**DIRECTIONS FOR THIS TASK**
Leave the pictures out. Return all other data exactly.
[start]
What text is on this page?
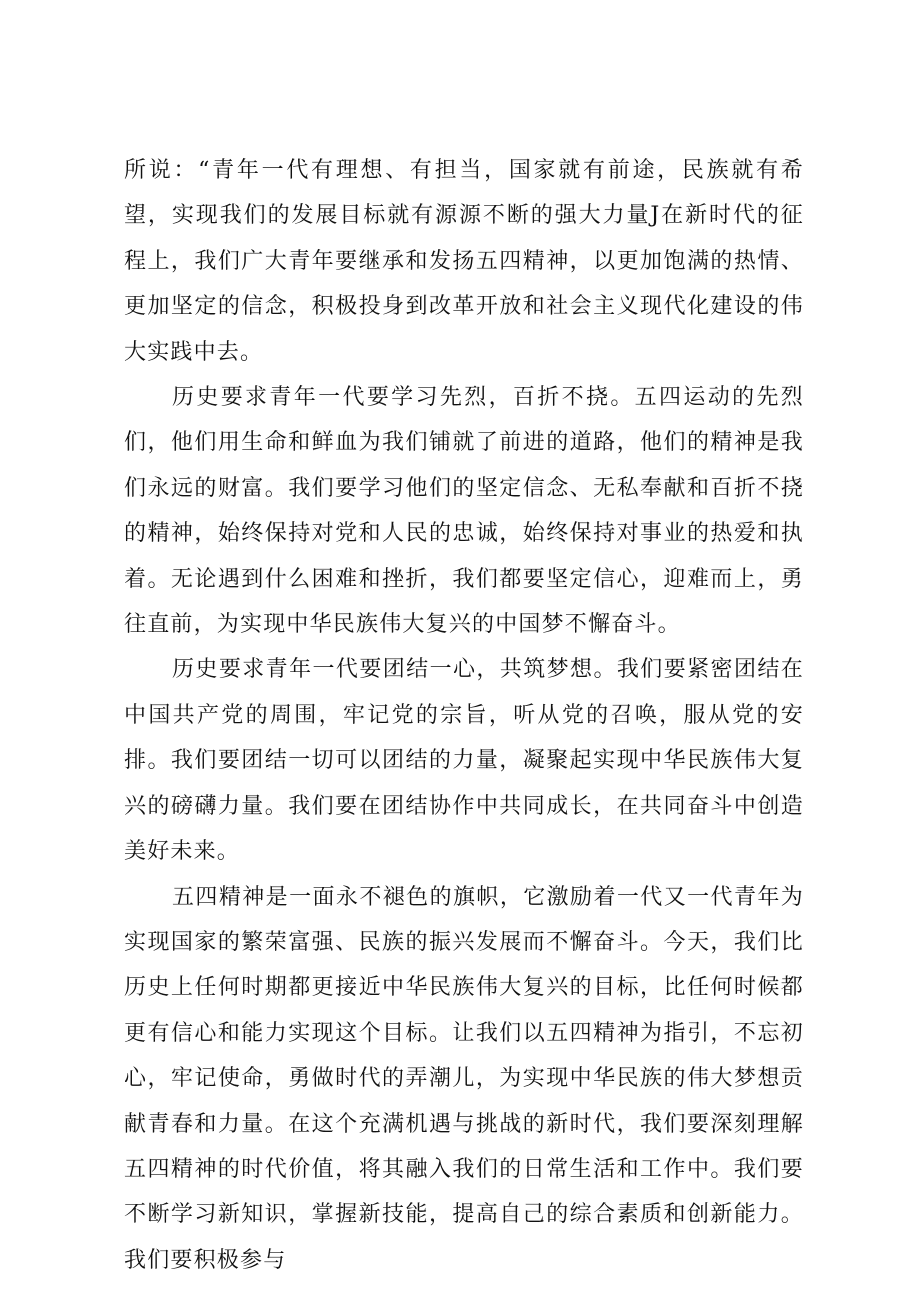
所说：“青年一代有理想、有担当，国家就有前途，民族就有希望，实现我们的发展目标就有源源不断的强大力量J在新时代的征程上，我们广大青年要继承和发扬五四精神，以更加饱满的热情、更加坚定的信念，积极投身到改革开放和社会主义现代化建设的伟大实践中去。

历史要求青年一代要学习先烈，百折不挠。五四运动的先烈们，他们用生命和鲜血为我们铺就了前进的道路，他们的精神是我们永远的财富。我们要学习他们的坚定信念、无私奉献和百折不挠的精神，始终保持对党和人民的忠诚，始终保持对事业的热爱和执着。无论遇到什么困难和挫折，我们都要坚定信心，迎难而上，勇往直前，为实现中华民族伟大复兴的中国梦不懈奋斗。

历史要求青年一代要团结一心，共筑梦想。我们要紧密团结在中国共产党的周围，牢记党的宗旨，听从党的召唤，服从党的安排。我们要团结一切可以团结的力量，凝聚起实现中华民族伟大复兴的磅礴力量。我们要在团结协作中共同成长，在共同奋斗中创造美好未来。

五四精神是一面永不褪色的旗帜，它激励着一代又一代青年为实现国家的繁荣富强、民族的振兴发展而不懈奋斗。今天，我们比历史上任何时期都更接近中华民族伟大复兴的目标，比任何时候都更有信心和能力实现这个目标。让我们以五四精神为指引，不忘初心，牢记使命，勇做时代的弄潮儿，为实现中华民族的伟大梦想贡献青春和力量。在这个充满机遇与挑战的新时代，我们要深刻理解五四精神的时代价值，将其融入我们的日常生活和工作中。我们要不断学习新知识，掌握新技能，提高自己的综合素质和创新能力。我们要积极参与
[end]
**CORRECT ANSWER**
What text is on this page?
所说：“青年一代有理想、有担当，国家就有前途，民族就有希望，实现我们的发展目标就有源源不断的强大力量J在新时代的征程上，我们广大青年要继承和发扬五四精神，以更加饱满的热情、更加坚定的信念，积极投身到改革开放和社会主义现代化建设的伟大实践中去。

历史要求青年一代要学习先烈，百折不挠。五四运动的先烈们，他们用生命和鲜血为我们铺就了前进的道路，他们的精神是我们永远的财富。我们要学习他们的坚定信念、无私奉献和百折不挠的精神，始终保持对党和人民的忠诚，始终保持对事业的热爱和执着。无论遇到什么困难和挫折，我们都要坚定信心，迎难而上，勇往直前，为实现中华民族伟大复兴的中国梦不懈奋斗。

历史要求青年一代要团结一心，共筑梦想。我们要紧密团结在中国共产党的周围，牢记党的宗旨，听从党的召唤，服从党的安排。我们要团结一切可以团结的力量，凝聚起实现中华民族伟大复兴的磅礴力量。我们要在团结协作中共同成长，在共同奋斗中创造美好未来。

五四精神是一面永不褪色的旗帜，它激励着一代又一代青年为实现国家的繁荣富强、民族的振兴发展而不懈奋斗。今天，我们比历史上任何时期都更接近中华民族伟大复兴的目标，比任何时候都更有信心和能力实现这个目标。让我们以五四精神为指引，不忘初心，牢记使命，勇做时代的弄潮儿，为实现中华民族的伟大梦想贡献青春和力量。在这个充满机遇与挑战的新时代，我们要深刻理解五四精神的时代价值，将其融入我们的日常生活和工作中。我们要不断学习新知识，掌握新技能，提高自己的综合素质和创新能力。我们要积极参与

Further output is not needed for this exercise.